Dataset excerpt
+ + + + + + +

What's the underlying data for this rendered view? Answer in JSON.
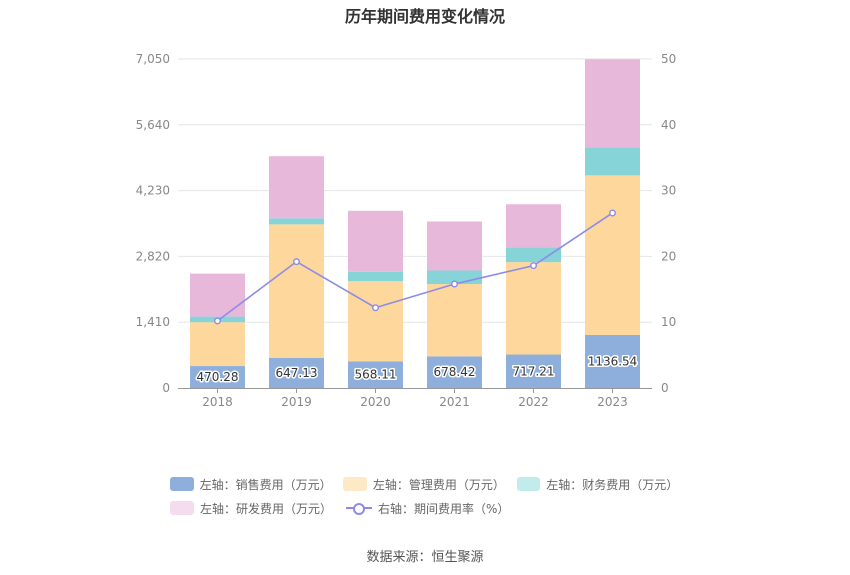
{
  "title": "历年期间费用变化情况",
  "source": "数据来源：恒生聚源",
  "colors": {
    "sales": "#8eaedc",
    "admin": "#fdd79c",
    "finance": "#86d4d8",
    "rnd": "#e8b8da",
    "rate_line": "#8c8ce8",
    "grid": "#e6e6e6",
    "axis": "#999999"
  },
  "legend": {
    "sales": "左轴：销售费用（万元）",
    "admin": "左轴：管理费用（万元）",
    "finance": "左轴：财务费用（万元）",
    "rnd": "左轴：研发费用（万元）",
    "rate": "右轴：期间费用率（%）"
  },
  "chart_data": {
    "type": "bar",
    "stacked": true,
    "title": "历年期间费用变化情况",
    "categories": [
      "2018",
      "2019",
      "2020",
      "2021",
      "2022",
      "2023"
    ],
    "left_axis": {
      "ticks": [
        0,
        1410,
        2820,
        4230,
        5640,
        7050
      ],
      "tick_labels": [
        "0",
        "1,410",
        "2,820",
        "4,230",
        "5,640",
        "7,050"
      ],
      "ylim": [
        0,
        7050
      ]
    },
    "right_axis": {
      "ticks": [
        0,
        10,
        20,
        30,
        40,
        50
      ],
      "ylim": [
        0,
        50
      ]
    },
    "series": [
      {
        "name": "左轴：销售费用（万元）",
        "key": "sales",
        "axis": "left",
        "type": "bar",
        "values": [
          470.28,
          647.13,
          568.11,
          678.42,
          717.21,
          1136.54
        ],
        "labels": [
          "470.28",
          "647.13",
          "568.11",
          "678.42",
          "717.21",
          "1136.54"
        ]
      },
      {
        "name": "左轴：管理费用（万元）",
        "key": "admin",
        "axis": "left",
        "type": "bar",
        "values": [
          940,
          2860,
          1720,
          1550,
          1980,
          3420
        ]
      },
      {
        "name": "左轴：财务费用（万元）",
        "key": "finance",
        "axis": "left",
        "type": "bar",
        "values": [
          120,
          130,
          200,
          290,
          320,
          600
        ]
      },
      {
        "name": "左轴：研发费用（万元）",
        "key": "rnd",
        "axis": "left",
        "type": "bar",
        "values": [
          920,
          1330,
          1310,
          1050,
          920,
          1890
        ]
      },
      {
        "name": "右轴：期间费用率（%）",
        "key": "rate",
        "axis": "right",
        "type": "line",
        "values": [
          10.2,
          19.2,
          12.2,
          15.8,
          18.6,
          26.6
        ]
      }
    ],
    "grid": true,
    "legend_position": "bottom"
  }
}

+ + + + + + +

GOAL OF THE EXERCISE
Output the data exactly. Pictures don't belong in the result.

EXERCISE OUTPUT
What's the underlying data for this rendered view? Answer in JSON.
{
  "title": "历年期间费用变化情况",
  "source": "数据来源：恒生聚源",
  "colors": {
    "sales": "#8eaedc",
    "admin": "#fdd79c",
    "finance": "#86d4d8",
    "rnd": "#e8b8da",
    "rate_line": "#8c8ce8",
    "grid": "#e6e6e6",
    "axis": "#999999"
  },
  "legend": {
    "sales": "左轴：销售费用（万元）",
    "admin": "左轴：管理费用（万元）",
    "finance": "左轴：财务费用（万元）",
    "rnd": "左轴：研发费用（万元）",
    "rate": "右轴：期间费用率（%）"
  },
  "chart_data": {
    "type": "bar",
    "stacked": true,
    "title": "历年期间费用变化情况",
    "categories": [
      "2018",
      "2019",
      "2020",
      "2021",
      "2022",
      "2023"
    ],
    "left_axis": {
      "ticks": [
        0,
        1410,
        2820,
        4230,
        5640,
        7050
      ],
      "tick_labels": [
        "0",
        "1,410",
        "2,820",
        "4,230",
        "5,640",
        "7,050"
      ],
      "ylim": [
        0,
        7050
      ]
    },
    "right_axis": {
      "ticks": [
        0,
        10,
        20,
        30,
        40,
        50
      ],
      "ylim": [
        0,
        50
      ]
    },
    "series": [
      {
        "name": "左轴：销售费用（万元）",
        "key": "sales",
        "axis": "left",
        "type": "bar",
        "values": [
          470.28,
          647.13,
          568.11,
          678.42,
          717.21,
          1136.54
        ],
        "labels": [
          "470.28",
          "647.13",
          "568.11",
          "678.42",
          "717.21",
          "1136.54"
        ]
      },
      {
        "name": "左轴：管理费用（万元）",
        "key": "admin",
        "axis": "left",
        "type": "bar",
        "values": [
          940,
          2860,
          1720,
          1550,
          1980,
          3420
        ]
      },
      {
        "name": "左轴：财务费用（万元）",
        "key": "finance",
        "axis": "left",
        "type": "bar",
        "values": [
          120,
          130,
          200,
          290,
          320,
          600
        ]
      },
      {
        "name": "左轴：研发费用（万元）",
        "key": "rnd",
        "axis": "left",
        "type": "bar",
        "values": [
          920,
          1330,
          1310,
          1050,
          920,
          1890
        ]
      },
      {
        "name": "右轴：期间费用率（%）",
        "key": "rate",
        "axis": "right",
        "type": "line",
        "values": [
          10.2,
          19.2,
          12.2,
          15.8,
          18.6,
          26.6
        ]
      }
    ],
    "grid": true,
    "legend_position": "bottom"
  }
}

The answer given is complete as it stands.